**WHAT YOU WILL DO**: Copy each of the following items word for word, with nothing changed or left out.

◇ ◇ ◇ ◇

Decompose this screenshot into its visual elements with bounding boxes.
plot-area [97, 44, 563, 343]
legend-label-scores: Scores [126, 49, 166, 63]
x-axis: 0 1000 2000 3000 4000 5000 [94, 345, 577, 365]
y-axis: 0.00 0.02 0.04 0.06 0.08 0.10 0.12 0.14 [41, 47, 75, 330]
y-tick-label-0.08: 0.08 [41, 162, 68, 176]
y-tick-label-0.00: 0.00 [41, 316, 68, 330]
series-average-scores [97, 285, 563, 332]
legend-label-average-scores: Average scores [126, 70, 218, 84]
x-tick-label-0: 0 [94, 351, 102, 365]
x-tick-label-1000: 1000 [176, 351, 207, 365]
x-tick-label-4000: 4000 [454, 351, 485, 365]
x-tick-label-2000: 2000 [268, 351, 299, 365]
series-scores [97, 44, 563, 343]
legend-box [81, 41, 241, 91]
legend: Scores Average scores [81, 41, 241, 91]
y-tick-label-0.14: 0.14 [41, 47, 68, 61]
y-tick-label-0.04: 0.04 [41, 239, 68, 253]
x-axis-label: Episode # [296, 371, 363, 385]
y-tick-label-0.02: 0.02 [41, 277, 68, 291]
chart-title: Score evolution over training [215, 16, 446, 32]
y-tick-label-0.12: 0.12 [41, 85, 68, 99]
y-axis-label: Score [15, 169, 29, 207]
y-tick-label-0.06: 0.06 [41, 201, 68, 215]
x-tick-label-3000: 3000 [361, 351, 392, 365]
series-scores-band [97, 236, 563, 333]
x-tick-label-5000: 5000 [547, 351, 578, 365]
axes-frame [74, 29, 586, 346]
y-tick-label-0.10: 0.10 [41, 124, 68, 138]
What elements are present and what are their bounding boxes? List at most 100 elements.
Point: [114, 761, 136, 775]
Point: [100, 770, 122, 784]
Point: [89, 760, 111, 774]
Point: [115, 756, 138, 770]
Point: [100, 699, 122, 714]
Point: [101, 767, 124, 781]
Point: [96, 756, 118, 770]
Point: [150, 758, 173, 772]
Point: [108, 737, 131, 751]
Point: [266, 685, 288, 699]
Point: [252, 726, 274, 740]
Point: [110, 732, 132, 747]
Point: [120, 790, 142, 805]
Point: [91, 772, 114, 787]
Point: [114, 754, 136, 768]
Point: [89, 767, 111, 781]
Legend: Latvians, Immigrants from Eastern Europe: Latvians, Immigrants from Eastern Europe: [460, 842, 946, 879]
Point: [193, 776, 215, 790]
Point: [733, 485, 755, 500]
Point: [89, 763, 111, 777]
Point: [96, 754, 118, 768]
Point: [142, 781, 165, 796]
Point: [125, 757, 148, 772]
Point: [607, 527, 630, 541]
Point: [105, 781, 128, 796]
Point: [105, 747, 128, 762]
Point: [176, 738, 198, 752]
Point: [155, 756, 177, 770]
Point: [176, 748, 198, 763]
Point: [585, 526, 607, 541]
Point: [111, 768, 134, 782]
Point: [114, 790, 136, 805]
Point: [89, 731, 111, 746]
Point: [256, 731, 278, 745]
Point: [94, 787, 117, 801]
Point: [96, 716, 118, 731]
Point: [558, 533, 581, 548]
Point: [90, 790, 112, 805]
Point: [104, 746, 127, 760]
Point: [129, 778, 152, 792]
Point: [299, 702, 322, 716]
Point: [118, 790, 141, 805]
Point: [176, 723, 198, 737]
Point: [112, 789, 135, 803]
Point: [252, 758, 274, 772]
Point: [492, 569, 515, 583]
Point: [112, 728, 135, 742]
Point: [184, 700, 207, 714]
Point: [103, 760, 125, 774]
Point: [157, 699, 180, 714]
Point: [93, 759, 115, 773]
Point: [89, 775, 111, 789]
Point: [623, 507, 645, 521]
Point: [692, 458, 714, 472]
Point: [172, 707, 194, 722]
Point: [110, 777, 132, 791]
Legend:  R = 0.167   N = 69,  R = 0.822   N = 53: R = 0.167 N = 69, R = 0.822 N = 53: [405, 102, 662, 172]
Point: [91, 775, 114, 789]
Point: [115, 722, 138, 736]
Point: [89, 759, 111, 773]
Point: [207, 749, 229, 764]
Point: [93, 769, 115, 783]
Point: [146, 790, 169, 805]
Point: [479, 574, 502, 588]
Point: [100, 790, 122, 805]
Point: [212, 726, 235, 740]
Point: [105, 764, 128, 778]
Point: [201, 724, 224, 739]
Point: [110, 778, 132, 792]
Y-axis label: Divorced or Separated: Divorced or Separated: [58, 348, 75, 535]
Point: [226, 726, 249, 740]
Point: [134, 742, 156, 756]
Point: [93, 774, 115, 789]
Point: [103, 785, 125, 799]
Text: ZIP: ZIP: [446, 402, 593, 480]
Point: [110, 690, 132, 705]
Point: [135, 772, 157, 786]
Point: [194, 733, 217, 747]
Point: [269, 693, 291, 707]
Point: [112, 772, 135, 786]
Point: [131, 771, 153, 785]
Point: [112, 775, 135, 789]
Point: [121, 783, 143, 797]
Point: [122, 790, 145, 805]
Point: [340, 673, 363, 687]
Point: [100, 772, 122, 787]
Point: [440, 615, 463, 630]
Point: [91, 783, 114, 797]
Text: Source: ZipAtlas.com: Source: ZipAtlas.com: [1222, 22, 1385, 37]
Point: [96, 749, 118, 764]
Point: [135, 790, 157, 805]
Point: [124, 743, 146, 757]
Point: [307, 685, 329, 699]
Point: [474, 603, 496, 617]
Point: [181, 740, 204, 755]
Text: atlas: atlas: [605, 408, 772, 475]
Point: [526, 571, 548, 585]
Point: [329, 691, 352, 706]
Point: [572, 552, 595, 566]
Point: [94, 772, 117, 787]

◇ ◇ ◇ ◇

**EXERCISE OUTPUT**:
Decompose this screenshot into its visual elements with bounding boxes.
plot-area [97, 44, 563, 343]
legend-label-scores: Scores [126, 49, 166, 63]
x-axis: 0 1000 2000 3000 4000 5000 [94, 345, 577, 365]
y-axis: 0.00 0.02 0.04 0.06 0.08 0.10 0.12 0.14 [41, 47, 75, 330]
y-tick-label-0.08: 0.08 [41, 162, 68, 176]
y-tick-label-0.00: 0.00 [41, 316, 68, 330]
series-average-scores [97, 285, 563, 332]
legend-label-average-scores: Average scores [126, 70, 218, 84]
x-tick-label-0: 0 [94, 351, 102, 365]
x-tick-label-1000: 1000 [176, 351, 207, 365]
x-tick-label-4000: 4000 [454, 351, 485, 365]
x-tick-label-2000: 2000 [268, 351, 299, 365]
series-scores [97, 44, 563, 343]
legend-box [81, 41, 241, 91]
legend: Scores Average scores [81, 41, 241, 91]
y-tick-label-0.14: 0.14 [41, 47, 68, 61]
y-tick-label-0.04: 0.04 [41, 239, 68, 253]
x-axis-label: Episode # [296, 371, 363, 385]
y-tick-label-0.02: 0.02 [41, 277, 68, 291]
chart-title: Score evolution over training [215, 16, 446, 32]
y-tick-label-0.12: 0.12 [41, 85, 68, 99]
y-axis-label: Score [15, 169, 29, 207]
y-tick-label-0.06: 0.06 [41, 201, 68, 215]
x-tick-label-3000: 3000 [361, 351, 392, 365]
series-scores-band [97, 236, 563, 333]
x-tick-label-5000: 5000 [547, 351, 578, 365]
axes-frame [74, 29, 586, 346]
y-tick-label-0.10: 0.10 [41, 124, 68, 138]
What elements are present and what are their bounding boxes? List at most 100 elements.
Point: [114, 761, 136, 775]
Point: [100, 770, 122, 784]
Point: [89, 760, 111, 774]
Point: [115, 756, 138, 770]
Point: [100, 699, 122, 714]
Point: [101, 767, 124, 781]
Point: [96, 756, 118, 770]
Point: [150, 758, 173, 772]
Point: [108, 737, 131, 751]
Point: [266, 685, 288, 699]
Point: [252, 726, 274, 740]
Point: [110, 732, 132, 747]
Point: [120, 790, 142, 805]
Point: [91, 772, 114, 787]
Point: [114, 754, 136, 768]
Point: [89, 767, 111, 781]
Legend: Latvians, Immigrants from Eastern Europe: Latvians, Immigrants from Eastern Europe: [460, 842, 946, 879]
Point: [193, 776, 215, 790]
Point: [733, 485, 755, 500]
Point: [89, 763, 111, 777]
Point: [96, 754, 118, 768]
Point: [142, 781, 165, 796]
Point: [125, 757, 148, 772]
Point: [607, 527, 630, 541]
Point: [105, 781, 128, 796]
Point: [105, 747, 128, 762]
Point: [176, 738, 198, 752]
Point: [155, 756, 177, 770]
Point: [176, 748, 198, 763]
Point: [585, 526, 607, 541]
Point: [111, 768, 134, 782]
Point: [114, 790, 136, 805]
Point: [89, 731, 111, 746]
Point: [256, 731, 278, 745]
Point: [94, 787, 117, 801]
Point: [96, 716, 118, 731]
Point: [558, 533, 581, 548]
Point: [90, 790, 112, 805]
Point: [104, 746, 127, 760]
Point: [129, 778, 152, 792]
Point: [299, 702, 322, 716]
Point: [118, 790, 141, 805]
Point: [176, 723, 198, 737]
Point: [112, 789, 135, 803]
Point: [252, 758, 274, 772]
Point: [492, 569, 515, 583]
Point: [112, 728, 135, 742]
Point: [184, 700, 207, 714]
Point: [103, 760, 125, 774]
Point: [157, 699, 180, 714]
Point: [93, 759, 115, 773]
Point: [89, 775, 111, 789]
Point: [623, 507, 645, 521]
Point: [692, 458, 714, 472]
Point: [172, 707, 194, 722]
Point: [110, 777, 132, 791]
Legend:  R = 0.167   N = 69,  R = 0.822   N = 53: R = 0.167 N = 69, R = 0.822 N = 53: [405, 102, 662, 172]
Point: [91, 775, 114, 789]
Point: [115, 722, 138, 736]
Point: [89, 759, 111, 773]
Point: [207, 749, 229, 764]
Point: [93, 769, 115, 783]
Point: [146, 790, 169, 805]
Point: [479, 574, 502, 588]
Point: [100, 790, 122, 805]
Point: [212, 726, 235, 740]
Point: [105, 764, 128, 778]
Point: [201, 724, 224, 739]
Point: [110, 778, 132, 792]
Y-axis label: Divorced or Separated: Divorced or Separated: [58, 348, 75, 535]
Point: [226, 726, 249, 740]
Point: [134, 742, 156, 756]
Point: [93, 774, 115, 789]
Point: [103, 785, 125, 799]
Text: ZIP: ZIP: [446, 402, 593, 480]
Point: [110, 690, 132, 705]
Point: [135, 772, 157, 786]
Point: [194, 733, 217, 747]
Point: [269, 693, 291, 707]
Point: [112, 772, 135, 786]
Point: [131, 771, 153, 785]
Point: [112, 775, 135, 789]
Point: [121, 783, 143, 797]
Point: [122, 790, 145, 805]
Point: [340, 673, 363, 687]
Point: [100, 772, 122, 787]
Point: [440, 615, 463, 630]
Point: [91, 783, 114, 797]
Text: Source: ZipAtlas.com: Source: ZipAtlas.com: [1222, 22, 1385, 37]
Point: [96, 749, 118, 764]
Point: [135, 790, 157, 805]
Point: [124, 743, 146, 757]
Point: [307, 685, 329, 699]
Point: [474, 603, 496, 617]
Point: [181, 740, 204, 755]
Text: atlas: atlas: [605, 408, 772, 475]
Point: [526, 571, 548, 585]
Point: [329, 691, 352, 706]
Point: [572, 552, 595, 566]
Point: [94, 772, 117, 787]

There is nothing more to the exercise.